Aim => Identify all lines below that hold "this" and collect them.

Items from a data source

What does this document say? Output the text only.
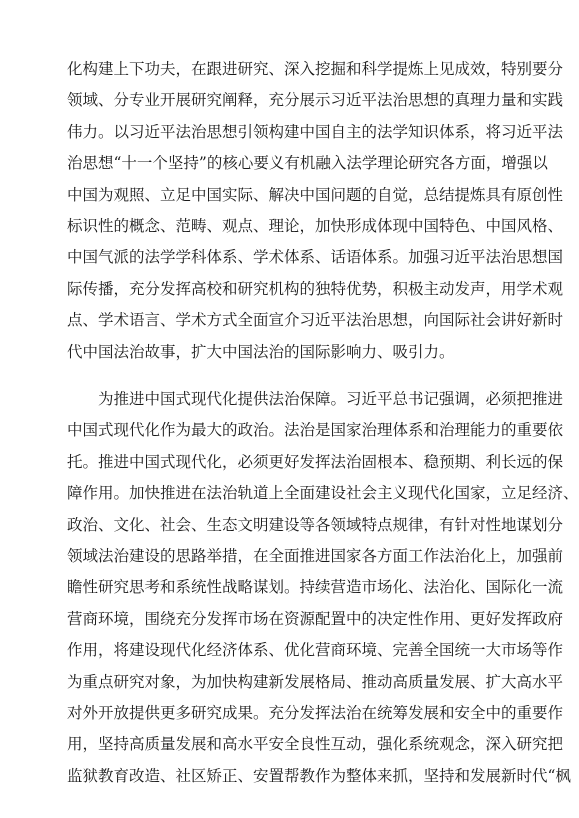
化构建上下功夫，在跟进研究、深入挖掘和科学提炼上见成效，特别要分
领域、分专业开展研究阐释，充分展示习近平法治思想的真理力量和实践
伟力。以习近平法治思想引领构建中国自主的法学知识体系，将习近平法
治思想“十一个坚持”的核心要义有机融入法学理论研究各方面，增强以
中国为观照、立足中国实际、解决中国问题的自觉，总结提炼具有原创性
标识性的概念、范畴、观点、理论，加快形成体现中国特色、中国风格、
中国气派的法学学科体系、学术体系、话语体系。加强习近平法治思想国
际传播，充分发挥高校和研究机构的独特优势，积极主动发声，用学术观
点、学术语言、学术方式全面宣介习近平法治思想，向国际社会讲好新时
代中国法治故事，扩大中国法治的国际影响力、吸引力。
为推进中国式现代化提供法治保障。习近平总书记强调，必须把推进
中国式现代化作为最大的政治。法治是国家治理体系和治理能力的重要依
托。推进中国式现代化，必须更好发挥法治固根本、稳预期、利长远的保
障作用。加快推进在法治轨道上全面建设社会主义现代化国家，立足经济、
政治、文化、社会、生态文明建设等各领域特点规律，有针对性地谋划分
领域法治建设的思路举措，在全面推进国家各方面工作法治化上，加强前
瞻性研究思考和系统性战略谋划。持续营造市场化、法治化、国际化一流
营商环境，围绕充分发挥市场在资源配置中的决定性作用、更好发挥政府
作用，将建设现代化经济体系、优化营商环境、完善全国统一大市场等作
为重点研究对象，为加快构建新发展格局、推动高质量发展、扩大高水平
对外开放提供更多研究成果。充分发挥法治在统筹发展和安全中的重要作
用，坚持高质量发展和高水平安全良性互动，强化系统观念，深入研究把
监狱教育改造、社区矫正、安置帮教作为整体来抓，坚持和发展新时代“枫
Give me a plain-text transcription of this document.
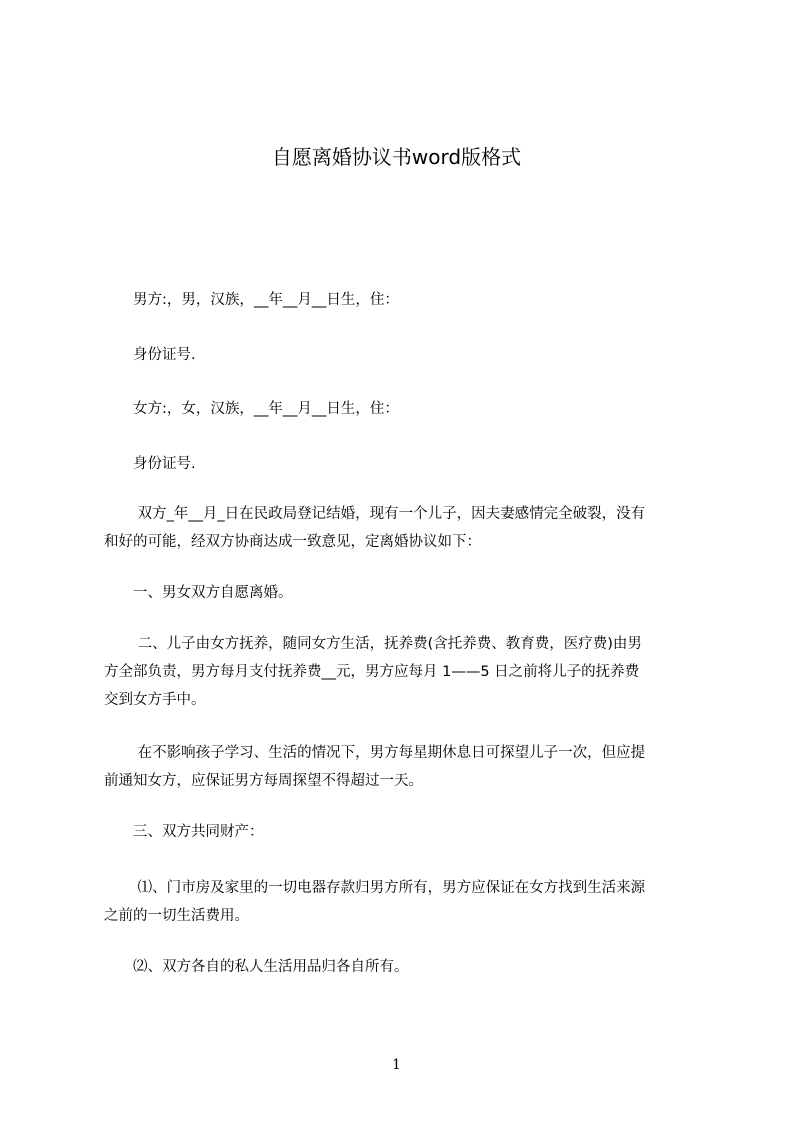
自愿离婚协议书word版格式
　　男方:，男，汉族，__年__月__日生，住：
　　身份证号.
　　女方:，女，汉族，__年__月__日生，住：
　　身份证号.
　　 双方_年__月_日在民政局登记结婚，现有一个儿子，因夫妻感情完全破裂，没有
和好的可能，经双方协商达成一致意见，定离婚协议如下：
　　一、男女双方自愿离婚。
　　 二、儿子由女方抚养，随同女方生活，抚养费(含托养费、教育费，医疗费)由男
方全部负责，男方每月支付抚养费__元，男方应每月 1——5 日之前将儿子的抚养费
交到女方手中。
　　 在不影响孩子学习、生活的情况下，男方每星期休息日可探望儿子一次，但应提
前通知女方，应保证男方每周探望不得超过一天。
　　三、双方共同财产：
　　 ⑴、门市房及家里的一切电器存款归男方所有，男方应保证在女方找到生活来源
之前的一切生活费用。
　　⑵、双方各自的私人生活用品归各自所有。
1
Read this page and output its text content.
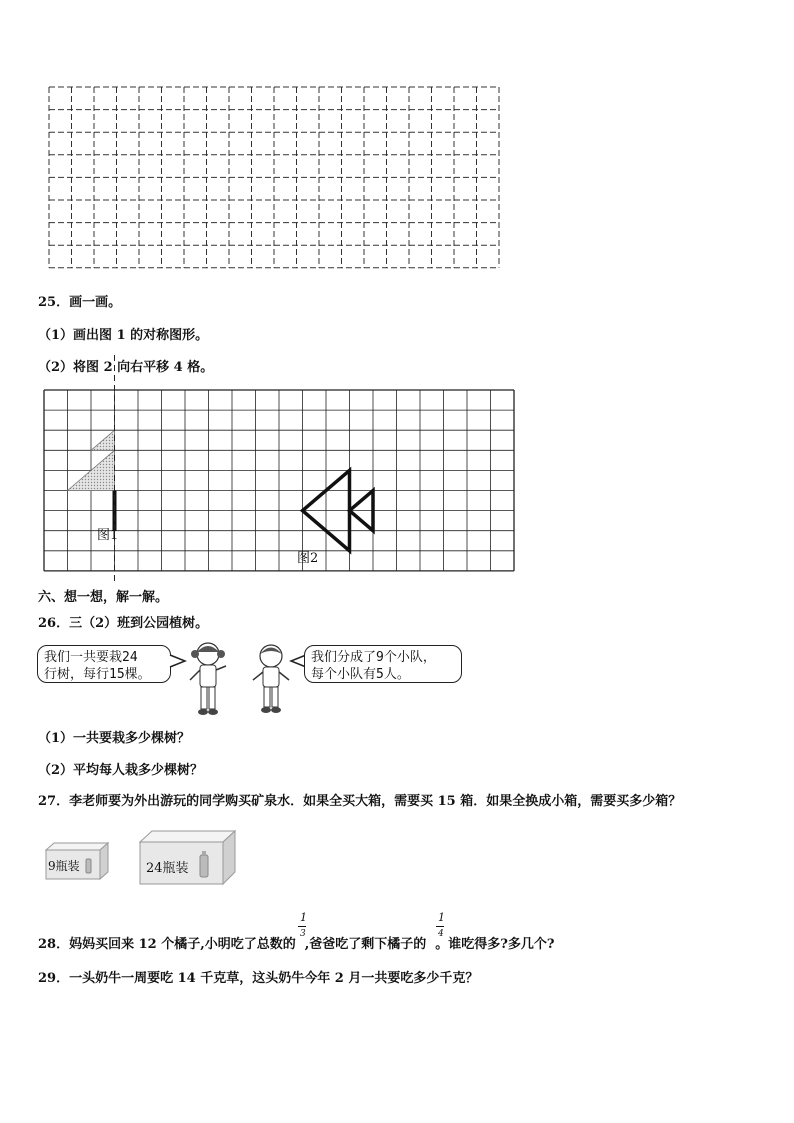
25．画一画。
（1）画出图 1 的对称图形。
（2）将图 2 向右平移 4 格。
图1
图2
六、想一想，解一解。
26．三（2）班到公园植树。
我们一共要栽24
行树，每行15棵。
我们分成了9个小队，
每个小队有5人。
（1）一共要栽多少棵树？
（2）平均每人栽多少棵树？
27．李老师要为外出游玩的同学购买矿泉水．如果全买大箱，需要买 15 箱．如果全换成小箱，需要买多少箱？
9瓶装	24瓶装
28．妈妈买回来 12 个橘子,小明吃了总数的 ,爸爸吃了剩下橘子的 。谁吃得多?多几个?
1
3
1
4
29．一头奶牛一周要吃 14 千克草，这头奶牛今年 2 月一共要吃多少千克？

Output below =>
What does this document say? Output the text only.
Give me a plain-text transcription of this document.
Read this page and output its text content.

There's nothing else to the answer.